Work to be completed: Extract every line that includes the string "from".

□ □ □ □ □

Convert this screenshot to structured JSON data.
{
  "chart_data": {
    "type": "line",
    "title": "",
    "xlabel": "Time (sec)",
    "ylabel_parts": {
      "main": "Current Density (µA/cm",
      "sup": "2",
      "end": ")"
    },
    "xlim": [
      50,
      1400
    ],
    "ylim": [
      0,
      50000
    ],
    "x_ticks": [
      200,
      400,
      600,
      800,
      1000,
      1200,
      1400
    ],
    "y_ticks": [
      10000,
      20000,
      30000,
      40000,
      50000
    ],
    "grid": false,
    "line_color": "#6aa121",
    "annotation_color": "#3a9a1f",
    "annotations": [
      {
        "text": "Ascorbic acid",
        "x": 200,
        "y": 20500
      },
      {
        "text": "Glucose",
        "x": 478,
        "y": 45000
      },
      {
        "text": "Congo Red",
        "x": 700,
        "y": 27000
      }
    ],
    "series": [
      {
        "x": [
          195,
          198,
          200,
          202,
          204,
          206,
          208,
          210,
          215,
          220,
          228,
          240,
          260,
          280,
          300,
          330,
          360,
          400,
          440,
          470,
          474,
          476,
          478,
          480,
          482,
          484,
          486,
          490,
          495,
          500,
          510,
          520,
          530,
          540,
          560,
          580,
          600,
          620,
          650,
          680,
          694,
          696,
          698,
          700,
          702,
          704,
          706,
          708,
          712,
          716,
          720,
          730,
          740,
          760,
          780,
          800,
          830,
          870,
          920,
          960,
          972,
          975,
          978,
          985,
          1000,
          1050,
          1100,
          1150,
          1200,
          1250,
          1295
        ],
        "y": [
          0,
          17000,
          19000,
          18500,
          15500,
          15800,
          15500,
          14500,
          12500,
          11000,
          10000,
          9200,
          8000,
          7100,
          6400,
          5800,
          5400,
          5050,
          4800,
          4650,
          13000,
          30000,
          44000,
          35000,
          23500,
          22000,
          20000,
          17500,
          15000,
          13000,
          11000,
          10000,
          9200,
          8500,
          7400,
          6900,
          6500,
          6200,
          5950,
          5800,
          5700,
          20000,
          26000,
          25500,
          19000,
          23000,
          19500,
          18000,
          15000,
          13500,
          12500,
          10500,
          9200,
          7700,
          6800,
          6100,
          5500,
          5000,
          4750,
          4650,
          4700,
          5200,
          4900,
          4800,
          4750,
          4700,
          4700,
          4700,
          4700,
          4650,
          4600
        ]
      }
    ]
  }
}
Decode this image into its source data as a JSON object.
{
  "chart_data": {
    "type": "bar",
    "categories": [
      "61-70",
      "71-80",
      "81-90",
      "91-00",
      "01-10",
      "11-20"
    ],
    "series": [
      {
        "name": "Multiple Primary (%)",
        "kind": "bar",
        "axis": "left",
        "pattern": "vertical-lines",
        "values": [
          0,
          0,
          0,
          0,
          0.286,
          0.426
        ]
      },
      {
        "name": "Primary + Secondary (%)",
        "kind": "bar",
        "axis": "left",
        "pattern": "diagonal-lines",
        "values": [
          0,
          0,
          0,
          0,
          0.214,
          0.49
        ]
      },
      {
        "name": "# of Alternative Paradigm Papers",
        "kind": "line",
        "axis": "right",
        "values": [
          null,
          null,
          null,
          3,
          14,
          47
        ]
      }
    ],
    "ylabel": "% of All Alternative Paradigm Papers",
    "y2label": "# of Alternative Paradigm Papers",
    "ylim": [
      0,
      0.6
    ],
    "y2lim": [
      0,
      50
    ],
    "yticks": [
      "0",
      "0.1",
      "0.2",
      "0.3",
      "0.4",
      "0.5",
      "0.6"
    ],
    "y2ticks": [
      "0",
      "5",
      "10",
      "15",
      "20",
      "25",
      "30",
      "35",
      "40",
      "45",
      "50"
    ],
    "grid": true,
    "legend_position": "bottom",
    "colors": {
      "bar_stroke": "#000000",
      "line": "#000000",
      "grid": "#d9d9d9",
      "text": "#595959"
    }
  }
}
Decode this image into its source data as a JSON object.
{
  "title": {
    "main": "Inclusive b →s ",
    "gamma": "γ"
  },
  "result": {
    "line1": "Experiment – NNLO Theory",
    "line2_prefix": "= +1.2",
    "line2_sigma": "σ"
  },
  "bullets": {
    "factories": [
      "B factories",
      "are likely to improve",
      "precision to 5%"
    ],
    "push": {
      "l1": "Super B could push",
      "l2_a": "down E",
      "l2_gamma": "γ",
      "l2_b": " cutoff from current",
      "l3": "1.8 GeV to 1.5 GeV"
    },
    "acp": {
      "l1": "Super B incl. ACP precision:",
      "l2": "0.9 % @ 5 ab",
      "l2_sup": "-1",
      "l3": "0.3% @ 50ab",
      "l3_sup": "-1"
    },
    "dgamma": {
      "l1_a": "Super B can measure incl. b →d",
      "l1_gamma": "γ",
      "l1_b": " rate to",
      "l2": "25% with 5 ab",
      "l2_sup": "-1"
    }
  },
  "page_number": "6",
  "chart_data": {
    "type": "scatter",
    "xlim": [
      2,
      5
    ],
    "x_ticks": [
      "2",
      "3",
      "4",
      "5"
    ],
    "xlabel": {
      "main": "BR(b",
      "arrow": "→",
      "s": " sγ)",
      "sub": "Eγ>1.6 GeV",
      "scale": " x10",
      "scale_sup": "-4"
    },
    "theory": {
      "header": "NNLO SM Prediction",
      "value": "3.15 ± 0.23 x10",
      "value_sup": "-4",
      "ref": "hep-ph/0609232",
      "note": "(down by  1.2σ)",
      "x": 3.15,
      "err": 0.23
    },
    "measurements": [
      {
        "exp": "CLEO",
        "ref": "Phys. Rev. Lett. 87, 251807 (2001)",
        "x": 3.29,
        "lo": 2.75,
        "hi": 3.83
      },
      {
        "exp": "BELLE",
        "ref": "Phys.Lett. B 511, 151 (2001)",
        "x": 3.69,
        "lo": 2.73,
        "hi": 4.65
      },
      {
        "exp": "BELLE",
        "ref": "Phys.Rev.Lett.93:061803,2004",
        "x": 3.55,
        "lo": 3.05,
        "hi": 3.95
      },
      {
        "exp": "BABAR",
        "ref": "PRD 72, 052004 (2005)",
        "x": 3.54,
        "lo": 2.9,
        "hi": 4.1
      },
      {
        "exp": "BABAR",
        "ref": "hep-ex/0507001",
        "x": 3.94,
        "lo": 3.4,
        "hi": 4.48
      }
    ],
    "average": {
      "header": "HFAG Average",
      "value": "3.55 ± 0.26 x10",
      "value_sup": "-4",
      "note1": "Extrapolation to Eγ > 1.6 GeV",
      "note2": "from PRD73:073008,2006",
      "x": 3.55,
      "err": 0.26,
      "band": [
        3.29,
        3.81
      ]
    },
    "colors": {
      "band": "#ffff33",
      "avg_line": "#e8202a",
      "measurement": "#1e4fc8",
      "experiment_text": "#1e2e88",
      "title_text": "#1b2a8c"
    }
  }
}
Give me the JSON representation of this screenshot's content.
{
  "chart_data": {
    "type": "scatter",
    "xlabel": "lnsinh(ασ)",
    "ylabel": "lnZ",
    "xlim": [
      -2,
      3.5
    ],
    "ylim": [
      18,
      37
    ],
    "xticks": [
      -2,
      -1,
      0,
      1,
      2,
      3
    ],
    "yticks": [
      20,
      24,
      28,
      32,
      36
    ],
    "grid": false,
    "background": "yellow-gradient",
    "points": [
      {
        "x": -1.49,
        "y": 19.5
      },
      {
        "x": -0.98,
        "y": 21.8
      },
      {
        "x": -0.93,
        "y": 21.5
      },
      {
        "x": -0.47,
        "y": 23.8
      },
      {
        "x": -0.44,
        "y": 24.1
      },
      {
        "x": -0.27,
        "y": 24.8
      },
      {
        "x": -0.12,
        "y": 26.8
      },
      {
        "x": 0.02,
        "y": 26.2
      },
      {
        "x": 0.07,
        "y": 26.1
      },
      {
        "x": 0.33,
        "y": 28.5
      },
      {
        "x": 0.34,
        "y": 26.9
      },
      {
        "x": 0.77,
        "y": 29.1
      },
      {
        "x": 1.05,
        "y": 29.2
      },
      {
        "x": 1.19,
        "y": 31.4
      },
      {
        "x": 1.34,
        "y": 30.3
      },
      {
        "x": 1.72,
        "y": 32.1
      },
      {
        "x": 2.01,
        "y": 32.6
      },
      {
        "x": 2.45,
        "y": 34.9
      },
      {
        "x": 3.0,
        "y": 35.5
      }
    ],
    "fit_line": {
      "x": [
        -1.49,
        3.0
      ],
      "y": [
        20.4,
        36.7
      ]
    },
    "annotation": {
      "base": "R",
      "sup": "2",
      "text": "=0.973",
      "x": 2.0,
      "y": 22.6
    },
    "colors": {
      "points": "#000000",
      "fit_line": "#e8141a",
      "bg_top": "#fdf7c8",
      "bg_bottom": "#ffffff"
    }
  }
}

□ □ □ □ □

Exercise result:
      "l2_b": " cutoff from current",
      "note2": "from PRD73:073008,2006",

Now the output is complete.